* _Supplied passage_:
Srinagar, Aug 12: Thirty-five years after the brutal abduction and killing of Kashmiri Pandit nurse SarlaBhat, the State Investigation Agency (SIA) Kashmir has reopened the case and launched fresh investigations. On Tuesday, SIA conducted raids at eight locations across Srinagar as part of this renewed probe.
Originally registered under FIR No. 56/1990 at Police Station Nigeen, the case concerns the murder of SarlaBhat, who was a nurse at the Sher-i-Kashmir Institute of Medical Sciences (SKIMS), Soura. Despite the widespread exodus of Kashmiri Pandits during the insurgency, Sarla chose to stay at her post. On April 14, 1990, terrorists from the Jammu and Kashmir Liberation Front (JKLF) abducted her, accusing her of being a police informer. Her bullet-riddled body was later found near Umar Colony Mallabagh, Soura. Reports from the time indicated she was tortured and raped before being killed.

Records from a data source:
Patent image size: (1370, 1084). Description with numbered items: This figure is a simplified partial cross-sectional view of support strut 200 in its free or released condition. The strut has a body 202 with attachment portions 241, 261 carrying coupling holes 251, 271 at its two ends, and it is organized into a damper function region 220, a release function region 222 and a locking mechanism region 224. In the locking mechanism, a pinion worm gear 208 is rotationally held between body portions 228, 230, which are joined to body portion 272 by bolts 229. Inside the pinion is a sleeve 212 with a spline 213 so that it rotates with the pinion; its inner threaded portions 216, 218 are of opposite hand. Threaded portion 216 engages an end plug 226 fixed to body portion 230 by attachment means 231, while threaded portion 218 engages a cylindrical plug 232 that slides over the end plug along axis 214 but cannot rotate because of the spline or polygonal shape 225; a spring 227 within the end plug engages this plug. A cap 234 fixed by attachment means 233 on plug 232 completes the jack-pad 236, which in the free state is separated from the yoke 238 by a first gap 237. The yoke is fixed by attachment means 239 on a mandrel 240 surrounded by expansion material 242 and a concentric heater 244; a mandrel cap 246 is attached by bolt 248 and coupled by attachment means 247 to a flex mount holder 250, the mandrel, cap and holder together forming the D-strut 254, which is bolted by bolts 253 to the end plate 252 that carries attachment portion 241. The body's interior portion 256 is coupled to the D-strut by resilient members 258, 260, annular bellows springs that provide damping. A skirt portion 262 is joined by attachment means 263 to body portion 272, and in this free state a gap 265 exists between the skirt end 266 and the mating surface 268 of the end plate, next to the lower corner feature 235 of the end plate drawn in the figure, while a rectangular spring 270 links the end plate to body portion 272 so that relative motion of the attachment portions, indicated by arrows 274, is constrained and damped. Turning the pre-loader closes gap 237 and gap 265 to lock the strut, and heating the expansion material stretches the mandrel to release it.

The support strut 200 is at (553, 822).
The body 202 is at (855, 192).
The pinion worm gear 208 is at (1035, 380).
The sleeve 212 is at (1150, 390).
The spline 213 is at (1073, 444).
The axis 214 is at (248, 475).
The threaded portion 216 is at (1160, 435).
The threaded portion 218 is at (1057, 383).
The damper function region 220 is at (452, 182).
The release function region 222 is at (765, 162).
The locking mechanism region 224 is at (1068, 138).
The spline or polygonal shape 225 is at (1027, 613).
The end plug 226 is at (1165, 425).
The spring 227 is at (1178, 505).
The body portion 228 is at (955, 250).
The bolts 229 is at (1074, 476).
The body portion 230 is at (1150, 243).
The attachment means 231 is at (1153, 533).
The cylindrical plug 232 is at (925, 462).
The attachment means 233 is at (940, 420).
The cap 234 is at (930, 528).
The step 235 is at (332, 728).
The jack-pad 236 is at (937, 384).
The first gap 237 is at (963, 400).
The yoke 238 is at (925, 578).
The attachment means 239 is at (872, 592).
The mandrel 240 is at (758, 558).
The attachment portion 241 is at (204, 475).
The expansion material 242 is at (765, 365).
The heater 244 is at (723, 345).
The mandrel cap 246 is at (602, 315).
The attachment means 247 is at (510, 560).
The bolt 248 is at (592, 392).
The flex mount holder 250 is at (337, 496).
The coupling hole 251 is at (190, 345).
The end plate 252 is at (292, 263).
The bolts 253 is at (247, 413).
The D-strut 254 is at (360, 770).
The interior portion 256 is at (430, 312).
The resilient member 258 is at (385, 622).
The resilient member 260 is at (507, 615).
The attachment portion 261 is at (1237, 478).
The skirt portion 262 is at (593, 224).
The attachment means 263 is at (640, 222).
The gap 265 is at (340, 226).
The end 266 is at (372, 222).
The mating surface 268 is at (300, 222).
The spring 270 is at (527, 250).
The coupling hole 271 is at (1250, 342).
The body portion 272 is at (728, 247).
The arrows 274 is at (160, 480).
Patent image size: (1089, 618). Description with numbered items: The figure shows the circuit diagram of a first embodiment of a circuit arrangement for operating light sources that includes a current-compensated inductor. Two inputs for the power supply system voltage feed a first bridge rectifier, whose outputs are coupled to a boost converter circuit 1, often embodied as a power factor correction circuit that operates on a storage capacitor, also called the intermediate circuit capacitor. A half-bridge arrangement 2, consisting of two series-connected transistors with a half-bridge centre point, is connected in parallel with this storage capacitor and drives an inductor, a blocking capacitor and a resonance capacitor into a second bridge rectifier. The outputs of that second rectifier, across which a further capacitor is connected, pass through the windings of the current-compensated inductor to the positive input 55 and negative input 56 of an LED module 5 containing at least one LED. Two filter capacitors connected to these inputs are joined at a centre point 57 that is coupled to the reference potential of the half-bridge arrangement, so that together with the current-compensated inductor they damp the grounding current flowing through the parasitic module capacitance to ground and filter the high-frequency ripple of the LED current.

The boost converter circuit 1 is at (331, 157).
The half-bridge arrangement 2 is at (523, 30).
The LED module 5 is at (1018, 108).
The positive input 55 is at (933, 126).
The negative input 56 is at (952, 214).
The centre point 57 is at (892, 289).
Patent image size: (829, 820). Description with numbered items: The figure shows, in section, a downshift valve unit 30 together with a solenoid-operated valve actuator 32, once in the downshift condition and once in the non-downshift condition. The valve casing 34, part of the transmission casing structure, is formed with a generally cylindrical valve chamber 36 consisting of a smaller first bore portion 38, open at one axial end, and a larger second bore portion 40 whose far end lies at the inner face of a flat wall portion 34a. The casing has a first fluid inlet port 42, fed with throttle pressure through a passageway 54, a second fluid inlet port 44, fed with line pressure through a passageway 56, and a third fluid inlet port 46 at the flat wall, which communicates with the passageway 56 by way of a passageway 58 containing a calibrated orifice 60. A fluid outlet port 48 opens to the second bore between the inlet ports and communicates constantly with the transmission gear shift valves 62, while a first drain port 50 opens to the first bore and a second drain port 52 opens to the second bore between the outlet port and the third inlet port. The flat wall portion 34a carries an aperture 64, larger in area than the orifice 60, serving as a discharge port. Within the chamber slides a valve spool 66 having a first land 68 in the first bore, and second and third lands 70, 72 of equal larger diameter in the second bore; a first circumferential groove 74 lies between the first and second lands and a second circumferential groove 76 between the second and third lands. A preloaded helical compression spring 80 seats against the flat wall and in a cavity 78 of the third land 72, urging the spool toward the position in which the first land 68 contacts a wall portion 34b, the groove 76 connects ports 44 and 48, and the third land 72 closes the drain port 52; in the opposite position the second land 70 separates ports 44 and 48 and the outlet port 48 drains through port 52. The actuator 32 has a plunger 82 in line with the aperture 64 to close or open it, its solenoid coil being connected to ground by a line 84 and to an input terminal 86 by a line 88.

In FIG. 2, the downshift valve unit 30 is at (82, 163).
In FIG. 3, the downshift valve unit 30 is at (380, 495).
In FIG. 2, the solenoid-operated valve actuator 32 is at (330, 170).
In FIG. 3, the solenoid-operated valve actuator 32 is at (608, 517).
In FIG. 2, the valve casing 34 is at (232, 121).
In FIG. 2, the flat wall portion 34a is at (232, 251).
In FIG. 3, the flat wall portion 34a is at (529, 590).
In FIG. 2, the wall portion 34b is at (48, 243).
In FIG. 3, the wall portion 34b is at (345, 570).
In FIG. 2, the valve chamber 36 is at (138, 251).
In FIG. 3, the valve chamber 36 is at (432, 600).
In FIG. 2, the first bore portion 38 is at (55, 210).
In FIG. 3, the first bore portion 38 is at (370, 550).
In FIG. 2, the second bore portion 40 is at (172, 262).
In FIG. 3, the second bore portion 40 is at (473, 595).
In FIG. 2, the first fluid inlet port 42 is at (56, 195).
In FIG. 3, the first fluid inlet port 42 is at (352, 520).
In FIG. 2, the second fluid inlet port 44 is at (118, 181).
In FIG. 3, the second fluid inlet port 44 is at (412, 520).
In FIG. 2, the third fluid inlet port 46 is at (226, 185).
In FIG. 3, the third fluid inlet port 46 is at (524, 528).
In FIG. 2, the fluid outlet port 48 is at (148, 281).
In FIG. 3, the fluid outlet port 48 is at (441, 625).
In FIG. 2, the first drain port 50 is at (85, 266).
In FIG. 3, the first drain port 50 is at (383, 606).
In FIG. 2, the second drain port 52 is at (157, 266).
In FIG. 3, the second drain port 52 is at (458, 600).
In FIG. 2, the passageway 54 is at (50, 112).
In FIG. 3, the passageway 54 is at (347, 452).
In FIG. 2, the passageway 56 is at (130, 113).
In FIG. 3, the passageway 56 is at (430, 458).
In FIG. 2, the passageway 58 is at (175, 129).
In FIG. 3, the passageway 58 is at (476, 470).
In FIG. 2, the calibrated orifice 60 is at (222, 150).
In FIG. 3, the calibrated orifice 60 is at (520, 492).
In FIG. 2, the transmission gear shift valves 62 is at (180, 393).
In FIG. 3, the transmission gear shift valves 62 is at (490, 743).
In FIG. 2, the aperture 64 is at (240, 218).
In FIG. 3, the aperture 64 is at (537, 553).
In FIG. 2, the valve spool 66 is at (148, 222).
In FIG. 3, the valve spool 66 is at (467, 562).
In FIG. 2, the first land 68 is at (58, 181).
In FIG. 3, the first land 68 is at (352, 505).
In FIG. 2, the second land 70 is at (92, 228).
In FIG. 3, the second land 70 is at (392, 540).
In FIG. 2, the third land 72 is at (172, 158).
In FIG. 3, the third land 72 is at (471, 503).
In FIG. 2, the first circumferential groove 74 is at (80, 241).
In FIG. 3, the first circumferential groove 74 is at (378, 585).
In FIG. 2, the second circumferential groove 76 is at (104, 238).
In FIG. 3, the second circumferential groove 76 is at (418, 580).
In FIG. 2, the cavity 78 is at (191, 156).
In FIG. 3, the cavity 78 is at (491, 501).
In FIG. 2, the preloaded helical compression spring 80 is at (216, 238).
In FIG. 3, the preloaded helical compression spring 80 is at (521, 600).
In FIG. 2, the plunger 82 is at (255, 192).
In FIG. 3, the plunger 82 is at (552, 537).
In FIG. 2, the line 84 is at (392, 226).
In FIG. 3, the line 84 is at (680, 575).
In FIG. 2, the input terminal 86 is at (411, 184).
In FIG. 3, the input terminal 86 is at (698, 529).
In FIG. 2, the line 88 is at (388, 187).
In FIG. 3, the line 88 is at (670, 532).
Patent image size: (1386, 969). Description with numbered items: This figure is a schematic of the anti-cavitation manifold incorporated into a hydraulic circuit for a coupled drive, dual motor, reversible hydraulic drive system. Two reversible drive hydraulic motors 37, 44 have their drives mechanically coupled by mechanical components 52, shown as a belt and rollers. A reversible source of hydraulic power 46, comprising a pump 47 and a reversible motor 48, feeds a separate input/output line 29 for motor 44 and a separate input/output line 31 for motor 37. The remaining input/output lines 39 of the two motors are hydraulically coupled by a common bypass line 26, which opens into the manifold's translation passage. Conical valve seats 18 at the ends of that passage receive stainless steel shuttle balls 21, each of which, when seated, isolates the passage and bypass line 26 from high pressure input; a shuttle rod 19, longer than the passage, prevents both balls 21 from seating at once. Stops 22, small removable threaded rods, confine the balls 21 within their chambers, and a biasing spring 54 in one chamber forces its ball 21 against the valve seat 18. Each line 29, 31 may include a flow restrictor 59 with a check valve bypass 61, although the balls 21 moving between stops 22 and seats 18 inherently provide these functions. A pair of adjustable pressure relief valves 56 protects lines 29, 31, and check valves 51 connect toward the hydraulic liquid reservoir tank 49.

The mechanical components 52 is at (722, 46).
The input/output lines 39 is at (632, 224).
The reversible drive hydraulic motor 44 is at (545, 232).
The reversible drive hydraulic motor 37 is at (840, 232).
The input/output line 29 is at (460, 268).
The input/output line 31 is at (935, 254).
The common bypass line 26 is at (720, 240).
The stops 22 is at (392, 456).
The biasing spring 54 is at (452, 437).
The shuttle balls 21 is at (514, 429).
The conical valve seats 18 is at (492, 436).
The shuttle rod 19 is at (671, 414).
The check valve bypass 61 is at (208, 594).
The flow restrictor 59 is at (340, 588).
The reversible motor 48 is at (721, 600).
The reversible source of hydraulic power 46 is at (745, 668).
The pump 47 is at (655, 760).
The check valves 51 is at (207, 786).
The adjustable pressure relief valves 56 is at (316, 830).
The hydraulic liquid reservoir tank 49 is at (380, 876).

* _Required action_:
Please resume the news report above on the reopened Sarla Bhat murder case, starting after its last sentence.

* _Exercise output_:
A police spokesman said the eight raids across Srinagar have yielded incriminating evidence, which investigators believe will help expose the full terrorist conspiracy and bring justice to the victim and her family. Officials described Tuesday’s actions as a critical step toward holding the perpetrators accountable, even decades after the crime. The SIA has pledged to pursue the case “to its logical conclusion.”
This renewed focus follows the reopening of another high-profile case two years ago, the assassination of Sessions Judge NeelkanthGanjoo, who had sentenced JKLF founder Mohammad MaqboolBhat to death. Judge Ganjoo was killed by terrorists in Srinagar in November 1989.
Legal efforts to revisit targeted killings of Kashmiri Pandits have faced challenges. In 2017, the Supreme Court dismissed a petition seeking a probe, citing the passage of 27 years and the unavailability of evidence. A curative petition filed by Roots in Kashmir in 2023 was similarly rejected. However, within two months of this dismissal, the administration under Lt Governor Manoj Sinha revived the Ganjoo case and indicated plans to reopen other unresolved cases.
According to a 2008 Jammu and Kashmir Police survey, terrorists killed 209 Kashmiri Pandits since 1989, including 109 in 1990 alone. Out of 140 cases registered, only 24 have progressed to charge sheets naming 31 local terrorists. In the remaining 115 cases, the perpetrators remain unidentified. Kashmiri Pandit groups claim the actual number of victims is higher than official records show.